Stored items
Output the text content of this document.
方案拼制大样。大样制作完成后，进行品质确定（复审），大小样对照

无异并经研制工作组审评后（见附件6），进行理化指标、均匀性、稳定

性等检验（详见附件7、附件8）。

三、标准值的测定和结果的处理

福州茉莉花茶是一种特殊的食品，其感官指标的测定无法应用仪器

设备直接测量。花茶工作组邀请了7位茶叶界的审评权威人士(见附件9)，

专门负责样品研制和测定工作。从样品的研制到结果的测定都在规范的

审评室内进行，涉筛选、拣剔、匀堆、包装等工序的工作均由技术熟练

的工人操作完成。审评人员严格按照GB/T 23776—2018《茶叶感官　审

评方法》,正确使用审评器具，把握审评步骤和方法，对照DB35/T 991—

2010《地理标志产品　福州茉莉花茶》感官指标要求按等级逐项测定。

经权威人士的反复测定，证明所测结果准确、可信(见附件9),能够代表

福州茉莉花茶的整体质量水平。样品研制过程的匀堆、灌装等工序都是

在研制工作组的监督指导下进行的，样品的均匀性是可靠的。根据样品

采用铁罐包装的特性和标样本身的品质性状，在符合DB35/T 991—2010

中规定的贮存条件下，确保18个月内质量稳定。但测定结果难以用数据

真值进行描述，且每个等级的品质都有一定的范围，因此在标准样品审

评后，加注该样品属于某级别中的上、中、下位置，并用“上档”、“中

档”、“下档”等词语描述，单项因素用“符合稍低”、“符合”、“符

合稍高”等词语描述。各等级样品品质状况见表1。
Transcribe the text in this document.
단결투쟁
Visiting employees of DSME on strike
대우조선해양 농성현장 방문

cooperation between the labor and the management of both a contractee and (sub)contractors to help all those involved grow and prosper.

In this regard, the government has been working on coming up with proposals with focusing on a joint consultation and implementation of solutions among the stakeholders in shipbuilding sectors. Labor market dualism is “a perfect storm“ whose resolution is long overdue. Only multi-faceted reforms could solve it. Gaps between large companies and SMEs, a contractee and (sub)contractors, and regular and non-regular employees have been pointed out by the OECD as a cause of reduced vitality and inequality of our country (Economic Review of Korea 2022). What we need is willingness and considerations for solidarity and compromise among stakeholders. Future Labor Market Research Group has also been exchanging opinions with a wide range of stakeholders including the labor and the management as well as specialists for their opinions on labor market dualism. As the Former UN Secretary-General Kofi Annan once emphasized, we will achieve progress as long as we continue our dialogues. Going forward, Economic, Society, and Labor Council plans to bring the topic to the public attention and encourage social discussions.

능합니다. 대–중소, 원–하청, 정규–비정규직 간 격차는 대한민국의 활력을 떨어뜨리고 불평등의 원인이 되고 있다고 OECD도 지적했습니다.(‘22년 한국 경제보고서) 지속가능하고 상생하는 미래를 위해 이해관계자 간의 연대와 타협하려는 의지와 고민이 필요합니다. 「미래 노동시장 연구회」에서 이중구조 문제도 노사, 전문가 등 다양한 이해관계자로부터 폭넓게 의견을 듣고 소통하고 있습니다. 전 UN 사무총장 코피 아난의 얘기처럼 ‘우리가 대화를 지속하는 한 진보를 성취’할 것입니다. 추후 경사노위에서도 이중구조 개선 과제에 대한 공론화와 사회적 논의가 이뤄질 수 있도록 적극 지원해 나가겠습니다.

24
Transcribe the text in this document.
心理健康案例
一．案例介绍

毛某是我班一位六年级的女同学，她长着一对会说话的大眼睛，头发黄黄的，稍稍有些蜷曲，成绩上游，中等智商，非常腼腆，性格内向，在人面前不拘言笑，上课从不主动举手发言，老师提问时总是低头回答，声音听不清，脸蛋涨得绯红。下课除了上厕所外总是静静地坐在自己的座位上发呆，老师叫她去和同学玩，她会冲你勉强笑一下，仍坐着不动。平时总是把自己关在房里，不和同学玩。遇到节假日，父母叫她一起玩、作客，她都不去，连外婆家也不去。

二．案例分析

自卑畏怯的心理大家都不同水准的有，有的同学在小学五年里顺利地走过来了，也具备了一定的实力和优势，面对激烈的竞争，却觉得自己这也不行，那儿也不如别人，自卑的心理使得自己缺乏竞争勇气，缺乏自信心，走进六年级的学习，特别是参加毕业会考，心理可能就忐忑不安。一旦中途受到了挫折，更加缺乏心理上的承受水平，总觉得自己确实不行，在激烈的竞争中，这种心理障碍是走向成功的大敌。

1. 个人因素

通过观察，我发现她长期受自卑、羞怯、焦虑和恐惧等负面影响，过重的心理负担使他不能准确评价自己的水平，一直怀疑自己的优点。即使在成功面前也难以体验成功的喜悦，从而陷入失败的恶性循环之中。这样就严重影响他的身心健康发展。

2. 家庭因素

■ Required task:
The listing above must be transcribed exactly, line by line.

■ Answer for this exercise:
Output the text content of this document.
方案拼制大样。大样制作完成后，进行品质确定（复审），大小样对照

无异并经研制工作组审评后（见附件6），进行理化指标、均匀性、稳定

性等检验（详见附件7、附件8）。

三、标准值的测定和结果的处理

福州茉莉花茶是一种特殊的食品，其感官指标的测定无法应用仪器

设备直接测量。花茶工作组邀请了7位茶叶界的审评权威人士(见附件9)，

专门负责样品研制和测定工作。从样品的研制到结果的测定都在规范的

审评室内进行，涉筛选、拣剔、匀堆、包装等工序的工作均由技术熟练

的工人操作完成。审评人员严格按照GB/T 23776—2018《茶叶感官　审

评方法》,正确使用审评器具，把握审评步骤和方法，对照DB35/T 991—

2010《地理标志产品　福州茉莉花茶》感官指标要求按等级逐项测定。

经权威人士的反复测定，证明所测结果准确、可信(见附件9),能够代表

福州茉莉花茶的整体质量水平。样品研制过程的匀堆、灌装等工序都是

在研制工作组的监督指导下进行的，样品的均匀性是可靠的。根据样品

采用铁罐包装的特性和标样本身的品质性状，在符合DB35/T 991—2010

中规定的贮存条件下，确保18个月内质量稳定。但测定结果难以用数据

真值进行描述，且每个等级的品质都有一定的范围，因此在标准样品审

评后，加注该样品属于某级别中的上、中、下位置，并用“上档”、“中

档”、“下档”等词语描述，单项因素用“符合稍低”、“符合”、“符

合稍高”等词语描述。各等级样品品质状况见表1。
Transcribe the text in this document.
단결투쟁
Visiting employees of DSME on strike
대우조선해양 농성현장 방문

cooperation between the labor and the management of both a contractee and (sub)contractors to help all those involved grow and prosper.

In this regard, the government has been working on coming up with proposals with focusing on a joint consultation and implementation of solutions among the stakeholders in shipbuilding sectors. Labor market dualism is “a perfect storm“ whose resolution is long overdue. Only multi-faceted reforms could solve it. Gaps between large companies and SMEs, a contractee and (sub)contractors, and regular and non-regular employees have been pointed out by the OECD as a cause of reduced vitality and inequality of our country (Economic Review of Korea 2022). What we need is willingness and considerations for solidarity and compromise among stakeholders. Future Labor Market Research Group has also been exchanging opinions with a wide range of stakeholders including the labor and the management as well as specialists for their opinions on labor market dualism. As the Former UN Secretary-General Kofi Annan once emphasized, we will achieve progress as long as we continue our dialogues. Going forward, Economic, Society, and Labor Council plans to bring the topic to the public attention and encourage social discussions.

능합니다. 대–중소, 원–하청, 정규–비정규직 간 격차는 대한민국의 활력을 떨어뜨리고 불평등의 원인이 되고 있다고 OECD도 지적했습니다.(‘22년 한국 경제보고서) 지속가능하고 상생하는 미래를 위해 이해관계자 간의 연대와 타협하려는 의지와 고민이 필요합니다. 「미래 노동시장 연구회」에서 이중구조 문제도 노사, 전문가 등 다양한 이해관계자로부터 폭넓게 의견을 듣고 소통하고 있습니다. 전 UN 사무총장 코피 아난의 얘기처럼 ‘우리가 대화를 지속하는 한 진보를 성취’할 것입니다. 추후 경사노위에서도 이중구조 개선 과제에 대한 공론화와 사회적 논의가 이뤄질 수 있도록 적극 지원해 나가겠습니다.

24
Transcribe the text in this document.
心理健康案例
一．案例介绍

毛某是我班一位六年级的女同学，她长着一对会说话的大眼睛，头发黄黄的，稍稍有些蜷曲，成绩上游，中等智商，非常腼腆，性格内向，在人面前不拘言笑，上课从不主动举手发言，老师提问时总是低头回答，声音听不清，脸蛋涨得绯红。下课除了上厕所外总是静静地坐在自己的座位上发呆，老师叫她去和同学玩，她会冲你勉强笑一下，仍坐着不动。平时总是把自己关在房里，不和同学玩。遇到节假日，父母叫她一起玩、作客，她都不去，连外婆家也不去。

二．案例分析

自卑畏怯的心理大家都不同水准的有，有的同学在小学五年里顺利地走过来了，也具备了一定的实力和优势，面对激烈的竞争，却觉得自己这也不行，那儿也不如别人，自卑的心理使得自己缺乏竞争勇气，缺乏自信心，走进六年级的学习，特别是参加毕业会考，心理可能就忐忑不安。一旦中途受到了挫折，更加缺乏心理上的承受水平，总觉得自己确实不行，在激烈的竞争中，这种心理障碍是走向成功的大敌。

1. 个人因素

通过观察，我发现她长期受自卑、羞怯、焦虑和恐惧等负面影响，过重的心理负担使他不能准确评价自己的水平，一直怀疑自己的优点。即使在成功面前也难以体验成功的喜悦，从而陷入失败的恶性循环之中。这样就严重影响他的身心健康发展。

2. 家庭因素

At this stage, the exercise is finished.